--- Begin DATA FOR THIS TASK ---

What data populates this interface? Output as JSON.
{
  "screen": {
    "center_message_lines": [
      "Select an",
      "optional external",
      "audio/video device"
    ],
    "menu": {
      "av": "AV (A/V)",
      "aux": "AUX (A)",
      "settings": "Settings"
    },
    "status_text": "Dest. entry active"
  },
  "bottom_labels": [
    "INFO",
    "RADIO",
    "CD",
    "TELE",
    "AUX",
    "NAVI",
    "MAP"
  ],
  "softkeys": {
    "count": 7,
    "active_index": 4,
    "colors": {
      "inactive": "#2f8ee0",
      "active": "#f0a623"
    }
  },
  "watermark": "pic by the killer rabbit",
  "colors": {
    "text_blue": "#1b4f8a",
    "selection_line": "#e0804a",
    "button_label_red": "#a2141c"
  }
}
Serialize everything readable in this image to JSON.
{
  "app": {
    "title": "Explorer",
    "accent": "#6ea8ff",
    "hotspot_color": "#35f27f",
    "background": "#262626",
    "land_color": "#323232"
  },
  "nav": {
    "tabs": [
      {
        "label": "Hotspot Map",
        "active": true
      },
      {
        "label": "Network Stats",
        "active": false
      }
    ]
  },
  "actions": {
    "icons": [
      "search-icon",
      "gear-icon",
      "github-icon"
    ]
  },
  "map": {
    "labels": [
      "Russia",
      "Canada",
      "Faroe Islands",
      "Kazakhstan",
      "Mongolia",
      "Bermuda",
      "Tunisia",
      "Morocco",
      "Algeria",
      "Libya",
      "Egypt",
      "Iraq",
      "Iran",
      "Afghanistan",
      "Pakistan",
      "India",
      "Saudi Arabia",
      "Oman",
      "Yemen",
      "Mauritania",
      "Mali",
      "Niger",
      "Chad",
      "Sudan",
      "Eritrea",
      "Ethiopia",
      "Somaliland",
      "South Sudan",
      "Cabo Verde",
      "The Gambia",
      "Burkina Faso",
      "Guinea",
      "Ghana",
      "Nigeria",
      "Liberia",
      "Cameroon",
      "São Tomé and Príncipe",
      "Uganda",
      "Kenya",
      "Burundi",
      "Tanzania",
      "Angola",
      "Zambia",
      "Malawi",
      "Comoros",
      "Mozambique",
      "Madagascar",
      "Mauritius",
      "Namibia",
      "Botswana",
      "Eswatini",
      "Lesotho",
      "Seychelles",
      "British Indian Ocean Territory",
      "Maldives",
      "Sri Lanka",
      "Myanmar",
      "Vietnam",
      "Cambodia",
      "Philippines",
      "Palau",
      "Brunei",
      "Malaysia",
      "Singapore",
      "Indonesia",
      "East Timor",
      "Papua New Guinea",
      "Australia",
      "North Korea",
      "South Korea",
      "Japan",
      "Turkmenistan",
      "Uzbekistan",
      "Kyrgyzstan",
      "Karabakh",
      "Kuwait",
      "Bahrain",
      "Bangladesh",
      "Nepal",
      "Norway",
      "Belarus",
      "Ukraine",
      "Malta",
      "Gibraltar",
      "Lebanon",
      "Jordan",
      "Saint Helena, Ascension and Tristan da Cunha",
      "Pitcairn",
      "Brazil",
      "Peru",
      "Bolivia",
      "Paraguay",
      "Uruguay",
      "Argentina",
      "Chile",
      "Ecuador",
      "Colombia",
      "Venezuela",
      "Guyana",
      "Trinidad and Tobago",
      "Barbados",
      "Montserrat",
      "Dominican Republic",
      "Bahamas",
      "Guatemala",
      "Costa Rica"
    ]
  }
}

--- End DATA FOR THIS TASK ---

● **GOAL**: Restate the records, all of them, precisely as written.

● **COMPLETE RESPONSE**:
What data populates this interface? Output as JSON.
{
  "screen": {
    "center_message_lines": [
      "Select an",
      "optional external",
      "audio/video device"
    ],
    "menu": {
      "av": "AV (A/V)",
      "aux": "AUX (A)",
      "settings": "Settings"
    },
    "status_text": "Dest. entry active"
  },
  "bottom_labels": [
    "INFO",
    "RADIO",
    "CD",
    "TELE",
    "AUX",
    "NAVI",
    "MAP"
  ],
  "softkeys": {
    "count": 7,
    "active_index": 4,
    "colors": {
      "inactive": "#2f8ee0",
      "active": "#f0a623"
    }
  },
  "watermark": "pic by the killer rabbit",
  "colors": {
    "text_blue": "#1b4f8a",
    "selection_line": "#e0804a",
    "button_label_red": "#a2141c"
  }
}
Serialize everything readable in this image to JSON.
{
  "app": {
    "title": "Explorer",
    "accent": "#6ea8ff",
    "hotspot_color": "#35f27f",
    "background": "#262626",
    "land_color": "#323232"
  },
  "nav": {
    "tabs": [
      {
        "label": "Hotspot Map",
        "active": true
      },
      {
        "label": "Network Stats",
        "active": false
      }
    ]
  },
  "actions": {
    "icons": [
      "search-icon",
      "gear-icon",
      "github-icon"
    ]
  },
  "map": {
    "labels": [
      "Russia",
      "Canada",
      "Faroe Islands",
      "Kazakhstan",
      "Mongolia",
      "Bermuda",
      "Tunisia",
      "Morocco",
      "Algeria",
      "Libya",
      "Egypt",
      "Iraq",
      "Iran",
      "Afghanistan",
      "Pakistan",
      "India",
      "Saudi Arabia",
      "Oman",
      "Yemen",
      "Mauritania",
      "Mali",
      "Niger",
      "Chad",
      "Sudan",
      "Eritrea",
      "Ethiopia",
      "Somaliland",
      "South Sudan",
      "Cabo Verde",
      "The Gambia",
      "Burkina Faso",
      "Guinea",
      "Ghana",
      "Nigeria",
      "Liberia",
      "Cameroon",
      "São Tomé and Príncipe",
      "Uganda",
      "Kenya",
      "Burundi",
      "Tanzania",
      "Angola",
      "Zambia",
      "Malawi",
      "Comoros",
      "Mozambique",
      "Madagascar",
      "Mauritius",
      "Namibia",
      "Botswana",
      "Eswatini",
      "Lesotho",
      "Seychelles",
      "British Indian Ocean Territory",
      "Maldives",
      "Sri Lanka",
      "Myanmar",
      "Vietnam",
      "Cambodia",
      "Philippines",
      "Palau",
      "Brunei",
      "Malaysia",
      "Singapore",
      "Indonesia",
      "East Timor",
      "Papua New Guinea",
      "Australia",
      "North Korea",
      "South Korea",
      "Japan",
      "Turkmenistan",
      "Uzbekistan",
      "Kyrgyzstan",
      "Karabakh",
      "Kuwait",
      "Bahrain",
      "Bangladesh",
      "Nepal",
      "Norway",
      "Belarus",
      "Ukraine",
      "Malta",
      "Gibraltar",
      "Lebanon",
      "Jordan",
      "Saint Helena, Ascension and Tristan da Cunha",
      "Pitcairn",
      "Brazil",
      "Peru",
      "Bolivia",
      "Paraguay",
      "Uruguay",
      "Argentina",
      "Chile",
      "Ecuador",
      "Colombia",
      "Venezuela",
      "Guyana",
      "Trinidad and Tobago",
      "Barbados",
      "Montserrat",
      "Dominican Republic",
      "Bahamas",
      "Guatemala",
      "Costa Rica"
    ]
  }
}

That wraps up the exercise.